■ TASK BRIEF ■
Quote the lines below verbatim, from the first one through the line containing "megaphone-icon — [27, 655, 45, 673]", including both.

■ PROVIDED DATA ■
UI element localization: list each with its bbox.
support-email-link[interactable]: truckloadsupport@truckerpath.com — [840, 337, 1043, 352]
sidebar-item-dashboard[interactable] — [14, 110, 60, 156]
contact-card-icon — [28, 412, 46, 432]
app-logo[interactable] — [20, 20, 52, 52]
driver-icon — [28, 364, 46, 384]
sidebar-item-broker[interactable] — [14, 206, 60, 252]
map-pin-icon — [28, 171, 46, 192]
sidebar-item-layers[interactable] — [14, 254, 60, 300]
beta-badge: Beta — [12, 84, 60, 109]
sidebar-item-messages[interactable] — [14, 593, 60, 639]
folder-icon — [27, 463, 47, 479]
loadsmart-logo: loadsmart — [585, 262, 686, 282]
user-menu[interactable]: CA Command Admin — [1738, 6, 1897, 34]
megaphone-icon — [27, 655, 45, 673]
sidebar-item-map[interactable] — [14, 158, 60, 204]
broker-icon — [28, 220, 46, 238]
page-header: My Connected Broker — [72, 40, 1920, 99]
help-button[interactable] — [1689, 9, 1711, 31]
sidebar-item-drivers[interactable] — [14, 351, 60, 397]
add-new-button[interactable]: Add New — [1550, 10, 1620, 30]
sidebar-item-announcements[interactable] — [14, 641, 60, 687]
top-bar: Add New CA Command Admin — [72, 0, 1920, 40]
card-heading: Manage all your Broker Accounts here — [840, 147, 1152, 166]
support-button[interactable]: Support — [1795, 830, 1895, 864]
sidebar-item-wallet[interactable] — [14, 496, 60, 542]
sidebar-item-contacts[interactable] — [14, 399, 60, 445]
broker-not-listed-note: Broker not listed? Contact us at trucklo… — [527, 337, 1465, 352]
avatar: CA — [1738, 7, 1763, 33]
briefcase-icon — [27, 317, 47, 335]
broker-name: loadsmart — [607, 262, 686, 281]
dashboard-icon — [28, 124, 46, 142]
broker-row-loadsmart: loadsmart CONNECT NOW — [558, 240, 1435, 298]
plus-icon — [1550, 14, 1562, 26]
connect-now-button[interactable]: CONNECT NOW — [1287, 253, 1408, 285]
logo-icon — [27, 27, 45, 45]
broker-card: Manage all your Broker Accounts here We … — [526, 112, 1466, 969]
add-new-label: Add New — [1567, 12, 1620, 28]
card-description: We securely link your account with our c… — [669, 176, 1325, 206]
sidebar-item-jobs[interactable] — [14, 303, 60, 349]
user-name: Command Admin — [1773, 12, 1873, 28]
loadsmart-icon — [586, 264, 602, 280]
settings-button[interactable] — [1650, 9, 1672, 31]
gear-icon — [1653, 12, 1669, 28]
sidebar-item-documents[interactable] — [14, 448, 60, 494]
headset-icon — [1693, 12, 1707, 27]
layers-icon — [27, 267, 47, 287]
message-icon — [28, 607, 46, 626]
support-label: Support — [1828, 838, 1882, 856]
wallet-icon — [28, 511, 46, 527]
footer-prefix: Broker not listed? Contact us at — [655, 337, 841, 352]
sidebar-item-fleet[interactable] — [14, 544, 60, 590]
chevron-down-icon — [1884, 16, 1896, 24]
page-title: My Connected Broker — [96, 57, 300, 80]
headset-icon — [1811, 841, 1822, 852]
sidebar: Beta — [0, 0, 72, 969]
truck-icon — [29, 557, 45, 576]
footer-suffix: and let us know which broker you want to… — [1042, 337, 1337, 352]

■ CORRECT RESULT ■
UI element localization: list each with its bbox.
support-email-link[interactable]: truckloadsupport@truckerpath.com — [840, 337, 1043, 352]
sidebar-item-dashboard[interactable] — [14, 110, 60, 156]
contact-card-icon — [28, 412, 46, 432]
app-logo[interactable] — [20, 20, 52, 52]
driver-icon — [28, 364, 46, 384]
sidebar-item-broker[interactable] — [14, 206, 60, 252]
map-pin-icon — [28, 171, 46, 192]
sidebar-item-layers[interactable] — [14, 254, 60, 300]
beta-badge: Beta — [12, 84, 60, 109]
sidebar-item-messages[interactable] — [14, 593, 60, 639]
folder-icon — [27, 463, 47, 479]
loadsmart-logo: loadsmart — [585, 262, 686, 282]
user-menu[interactable]: CA Command Admin — [1738, 6, 1897, 34]
megaphone-icon — [27, 655, 45, 673]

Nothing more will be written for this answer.